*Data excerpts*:
⁂

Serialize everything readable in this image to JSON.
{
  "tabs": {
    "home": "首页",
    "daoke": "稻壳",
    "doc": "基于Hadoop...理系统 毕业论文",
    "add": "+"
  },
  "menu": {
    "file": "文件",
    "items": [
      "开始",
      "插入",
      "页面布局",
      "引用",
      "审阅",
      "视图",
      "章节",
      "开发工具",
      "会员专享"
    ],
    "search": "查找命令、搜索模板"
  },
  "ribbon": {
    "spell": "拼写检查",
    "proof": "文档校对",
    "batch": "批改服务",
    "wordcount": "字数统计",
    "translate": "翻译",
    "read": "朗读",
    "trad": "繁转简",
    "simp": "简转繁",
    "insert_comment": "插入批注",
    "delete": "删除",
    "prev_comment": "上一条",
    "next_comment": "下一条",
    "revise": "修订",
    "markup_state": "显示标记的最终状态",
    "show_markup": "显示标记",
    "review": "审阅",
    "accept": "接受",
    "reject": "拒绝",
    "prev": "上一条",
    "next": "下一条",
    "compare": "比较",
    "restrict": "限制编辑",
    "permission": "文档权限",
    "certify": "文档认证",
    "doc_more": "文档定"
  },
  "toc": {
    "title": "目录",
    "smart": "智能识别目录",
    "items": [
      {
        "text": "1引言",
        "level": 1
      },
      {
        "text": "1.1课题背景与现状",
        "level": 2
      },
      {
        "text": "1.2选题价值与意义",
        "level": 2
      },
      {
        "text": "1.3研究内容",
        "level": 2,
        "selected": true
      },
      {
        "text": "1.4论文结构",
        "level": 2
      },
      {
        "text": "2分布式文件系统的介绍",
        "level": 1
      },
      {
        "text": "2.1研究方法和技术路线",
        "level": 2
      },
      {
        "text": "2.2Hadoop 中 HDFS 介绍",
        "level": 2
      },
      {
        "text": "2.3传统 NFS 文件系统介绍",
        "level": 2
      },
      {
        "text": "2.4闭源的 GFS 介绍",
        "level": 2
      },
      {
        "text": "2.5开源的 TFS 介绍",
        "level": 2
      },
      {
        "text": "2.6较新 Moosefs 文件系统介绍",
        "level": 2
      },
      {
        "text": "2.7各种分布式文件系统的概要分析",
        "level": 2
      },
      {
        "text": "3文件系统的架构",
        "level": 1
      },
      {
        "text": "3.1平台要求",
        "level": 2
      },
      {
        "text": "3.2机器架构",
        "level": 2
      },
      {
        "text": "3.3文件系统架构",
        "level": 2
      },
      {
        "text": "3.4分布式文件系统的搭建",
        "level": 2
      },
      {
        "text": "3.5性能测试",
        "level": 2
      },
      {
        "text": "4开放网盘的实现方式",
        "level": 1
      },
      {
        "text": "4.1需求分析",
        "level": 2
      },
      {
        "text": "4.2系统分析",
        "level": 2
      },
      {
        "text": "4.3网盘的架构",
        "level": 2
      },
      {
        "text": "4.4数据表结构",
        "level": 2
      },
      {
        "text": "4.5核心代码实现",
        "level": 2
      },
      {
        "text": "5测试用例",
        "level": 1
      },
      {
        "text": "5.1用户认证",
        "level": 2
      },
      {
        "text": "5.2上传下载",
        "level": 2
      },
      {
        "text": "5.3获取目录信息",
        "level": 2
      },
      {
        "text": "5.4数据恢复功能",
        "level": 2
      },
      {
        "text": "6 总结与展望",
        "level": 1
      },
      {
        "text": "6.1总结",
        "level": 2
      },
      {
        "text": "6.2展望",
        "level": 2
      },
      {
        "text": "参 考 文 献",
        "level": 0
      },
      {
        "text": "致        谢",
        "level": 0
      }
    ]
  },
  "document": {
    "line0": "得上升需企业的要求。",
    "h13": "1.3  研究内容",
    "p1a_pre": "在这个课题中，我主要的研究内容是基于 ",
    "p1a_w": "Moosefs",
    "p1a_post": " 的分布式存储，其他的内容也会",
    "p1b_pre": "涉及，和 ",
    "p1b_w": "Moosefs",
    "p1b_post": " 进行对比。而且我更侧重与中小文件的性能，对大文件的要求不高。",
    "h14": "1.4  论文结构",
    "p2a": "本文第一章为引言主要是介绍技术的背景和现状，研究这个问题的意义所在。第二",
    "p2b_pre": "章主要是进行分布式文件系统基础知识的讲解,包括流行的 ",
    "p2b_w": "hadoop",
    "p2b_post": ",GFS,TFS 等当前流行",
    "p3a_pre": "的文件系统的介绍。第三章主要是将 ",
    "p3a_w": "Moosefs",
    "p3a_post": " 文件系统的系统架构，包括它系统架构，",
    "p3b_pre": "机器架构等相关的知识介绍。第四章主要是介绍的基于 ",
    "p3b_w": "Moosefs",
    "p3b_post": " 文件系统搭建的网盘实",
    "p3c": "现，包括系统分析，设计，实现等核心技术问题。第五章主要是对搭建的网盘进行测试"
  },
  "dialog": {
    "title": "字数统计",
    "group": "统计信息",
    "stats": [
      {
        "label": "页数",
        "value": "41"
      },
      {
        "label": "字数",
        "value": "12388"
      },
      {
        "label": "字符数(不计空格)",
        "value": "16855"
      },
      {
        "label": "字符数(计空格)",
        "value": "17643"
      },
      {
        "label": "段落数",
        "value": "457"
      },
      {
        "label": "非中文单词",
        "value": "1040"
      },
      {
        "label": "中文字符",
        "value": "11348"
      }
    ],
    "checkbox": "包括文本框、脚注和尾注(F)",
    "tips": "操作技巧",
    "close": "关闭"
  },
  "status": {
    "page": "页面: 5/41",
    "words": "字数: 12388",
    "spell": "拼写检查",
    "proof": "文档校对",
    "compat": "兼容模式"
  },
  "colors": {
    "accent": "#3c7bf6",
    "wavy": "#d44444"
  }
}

⁂

*The task*:
In the listing above, locate each line with "label" and copy it.

*Solution for this problem*:
        "label": "页数",
        "label": "字数",
        "label": "字符数(不计空格)",
        "label": "字符数(计空格)",
        "label": "段落数",
        "label": "非中文单词",
        "label": "中文字符",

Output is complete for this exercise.